Task details: Extract every line below, verbatim.

Extracted information:

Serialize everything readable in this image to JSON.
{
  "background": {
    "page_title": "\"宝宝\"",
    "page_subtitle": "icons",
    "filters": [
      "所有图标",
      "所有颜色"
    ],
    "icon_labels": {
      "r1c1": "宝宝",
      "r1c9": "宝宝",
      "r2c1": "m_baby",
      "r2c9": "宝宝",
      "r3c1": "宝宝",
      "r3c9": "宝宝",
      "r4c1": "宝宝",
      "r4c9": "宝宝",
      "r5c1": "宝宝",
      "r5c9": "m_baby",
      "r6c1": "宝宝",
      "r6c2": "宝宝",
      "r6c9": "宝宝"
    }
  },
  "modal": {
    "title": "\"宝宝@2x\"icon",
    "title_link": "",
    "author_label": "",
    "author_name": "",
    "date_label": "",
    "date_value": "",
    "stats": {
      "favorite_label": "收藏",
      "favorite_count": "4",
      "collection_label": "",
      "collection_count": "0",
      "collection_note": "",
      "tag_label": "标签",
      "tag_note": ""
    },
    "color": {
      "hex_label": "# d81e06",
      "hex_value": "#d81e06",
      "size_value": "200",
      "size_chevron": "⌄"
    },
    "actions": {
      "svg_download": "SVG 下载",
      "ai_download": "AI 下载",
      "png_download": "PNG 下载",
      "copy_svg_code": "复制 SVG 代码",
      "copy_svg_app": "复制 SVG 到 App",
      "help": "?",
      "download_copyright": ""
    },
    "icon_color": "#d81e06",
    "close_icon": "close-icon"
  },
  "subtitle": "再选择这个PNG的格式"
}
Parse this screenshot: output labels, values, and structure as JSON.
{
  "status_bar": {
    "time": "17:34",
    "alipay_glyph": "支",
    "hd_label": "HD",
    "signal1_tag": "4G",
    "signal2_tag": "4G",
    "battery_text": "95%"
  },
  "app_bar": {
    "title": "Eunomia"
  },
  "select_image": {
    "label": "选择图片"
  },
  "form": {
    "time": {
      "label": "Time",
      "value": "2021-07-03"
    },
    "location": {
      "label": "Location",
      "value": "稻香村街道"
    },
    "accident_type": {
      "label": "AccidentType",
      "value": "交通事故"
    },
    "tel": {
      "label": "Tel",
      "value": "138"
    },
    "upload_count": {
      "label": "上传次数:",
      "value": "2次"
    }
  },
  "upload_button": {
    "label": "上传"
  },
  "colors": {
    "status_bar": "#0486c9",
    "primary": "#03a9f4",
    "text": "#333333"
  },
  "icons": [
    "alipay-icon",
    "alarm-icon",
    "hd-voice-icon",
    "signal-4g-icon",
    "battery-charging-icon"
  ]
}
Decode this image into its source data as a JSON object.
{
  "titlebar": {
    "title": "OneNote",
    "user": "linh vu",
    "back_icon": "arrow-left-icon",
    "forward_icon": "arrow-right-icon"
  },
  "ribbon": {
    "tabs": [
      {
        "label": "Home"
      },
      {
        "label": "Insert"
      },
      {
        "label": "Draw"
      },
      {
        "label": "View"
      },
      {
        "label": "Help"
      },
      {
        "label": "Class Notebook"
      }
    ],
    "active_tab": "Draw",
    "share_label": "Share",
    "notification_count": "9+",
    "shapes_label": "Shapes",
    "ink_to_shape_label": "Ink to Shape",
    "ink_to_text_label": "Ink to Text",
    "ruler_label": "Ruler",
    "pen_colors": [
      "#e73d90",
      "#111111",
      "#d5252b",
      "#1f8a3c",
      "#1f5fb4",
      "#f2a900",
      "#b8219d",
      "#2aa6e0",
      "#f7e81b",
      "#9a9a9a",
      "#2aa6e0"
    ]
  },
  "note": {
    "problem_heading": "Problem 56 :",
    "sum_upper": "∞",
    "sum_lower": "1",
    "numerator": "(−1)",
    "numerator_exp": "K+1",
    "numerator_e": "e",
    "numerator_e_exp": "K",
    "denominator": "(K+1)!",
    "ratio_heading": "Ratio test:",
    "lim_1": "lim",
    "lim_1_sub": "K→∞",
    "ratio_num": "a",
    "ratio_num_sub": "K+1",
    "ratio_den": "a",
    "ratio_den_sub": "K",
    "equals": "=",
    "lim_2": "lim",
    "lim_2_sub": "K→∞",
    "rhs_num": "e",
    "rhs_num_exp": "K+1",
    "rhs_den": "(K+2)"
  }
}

Reply to the exercise:
Serialize everything readable in this image to JSON.
{
  "background": {
    "page_title": "\"宝宝\"",
    "page_subtitle": "icons",
    "filters": [
      "所有图标",
      "所有颜色"
    ],
    "icon_labels": {
      "r1c1": "宝宝",
      "r1c9": "宝宝",
      "r2c1": "m_baby",
      "r2c9": "宝宝",
      "r3c1": "宝宝",
      "r3c9": "宝宝",
      "r4c1": "宝宝",
      "r4c9": "宝宝",
      "r5c1": "宝宝",
      "r5c9": "m_baby",
      "r6c1": "宝宝",
      "r6c2": "宝宝",
      "r6c9": "宝宝"
    }
  },
  "modal": {
    "title": "\"宝宝@2x\"icon",
    "title_link": "",
    "author_label": "",
    "author_name": "",
    "date_label": "",
    "date_value": "",
    "stats": {
      "favorite_label": "收藏",
      "favorite_count": "4",
      "collection_label": "",
      "collection_count": "0",
      "collection_note": "",
      "tag_label": "标签",
      "tag_note": ""
    },
    "color": {
      "hex_label": "# d81e06",
      "hex_value": "#d81e06",
      "size_value": "200",
      "size_chevron": "⌄"
    },
    "actions": {
      "svg_download": "SVG 下载",
      "ai_download": "AI 下载",
      "png_download": "PNG 下载",
      "copy_svg_code": "复制 SVG 代码",
      "copy_svg_app": "复制 SVG 到 App",
      "help": "?",
      "download_copyright": ""
    },
    "icon_color": "#d81e06",
    "close_icon": "close-icon"
  },
  "subtitle": "再选择这个PNG的格式"
}
Parse this screenshot: output labels, values, and structure as JSON.
{
  "status_bar": {
    "time": "17:34",
    "alipay_glyph": "支",
    "hd_label": "HD",
    "signal1_tag": "4G",
    "signal2_tag": "4G",
    "battery_text": "95%"
  },
  "app_bar": {
    "title": "Eunomia"
  },
  "select_image": {
    "label": "选择图片"
  },
  "form": {
    "time": {
      "label": "Time",
      "value": "2021-07-03"
    },
    "location": {
      "label": "Location",
      "value": "稻香村街道"
    },
    "accident_type": {
      "label": "AccidentType",
      "value": "交通事故"
    },
    "tel": {
      "label": "Tel",
      "value": "138"
    },
    "upload_count": {
      "label": "上传次数:",
      "value": "2次"
    }
  },
  "upload_button": {
    "label": "上传"
  },
  "colors": {
    "status_bar": "#0486c9",
    "primary": "#03a9f4",
    "text": "#333333"
  },
  "icons": [
    "alipay-icon",
    "alarm-icon",
    "hd-voice-icon",
    "signal-4g-icon",
    "battery-charging-icon"
  ]
}
Decode this image into its source data as a JSON object.
{
  "titlebar": {
    "title": "OneNote",
    "user": "linh vu",
    "back_icon": "arrow-left-icon",
    "forward_icon": "arrow-right-icon"
  },
  "ribbon": {
    "tabs": [
      {
        "label": "Home"
      },
      {
        "label": "Insert"
      },
      {
        "label": "Draw"
      },
      {
        "label": "View"
      },
      {
        "label": "Help"
      },
      {
        "label": "Class Notebook"
      }
    ],
    "active_tab": "Draw",
    "share_label": "Share",
    "notification_count": "9+",
    "shapes_label": "Shapes",
    "ink_to_shape_label": "Ink to Shape",
    "ink_to_text_label": "Ink to Text",
    "ruler_label": "Ruler",
    "pen_colors": [
      "#e73d90",
      "#111111",
      "#d5252b",
      "#1f8a3c",
      "#1f5fb4",
      "#f2a900",
      "#b8219d",
      "#2aa6e0",
      "#f7e81b",
      "#9a9a9a",
      "#2aa6e0"
    ]
  },
  "note": {
    "problem_heading": "Problem 56 :",
    "sum_upper": "∞",
    "sum_lower": "1",
    "numerator": "(−1)",
    "numerator_exp": "K+1",
    "numerator_e": "e",
    "numerator_e_exp": "K",
    "denominator": "(K+1)!",
    "ratio_heading": "Ratio test:",
    "lim_1": "lim",
    "lim_1_sub": "K→∞",
    "ratio_num": "a",
    "ratio_num_sub": "K+1",
    "ratio_den": "a",
    "ratio_den_sub": "K",
    "equals": "=",
    "lim_2": "lim",
    "lim_2_sub": "K→∞",
    "rhs_num": "e",
    "rhs_num_exp": "K+1",
    "rhs_den": "(K+2)"
  }
}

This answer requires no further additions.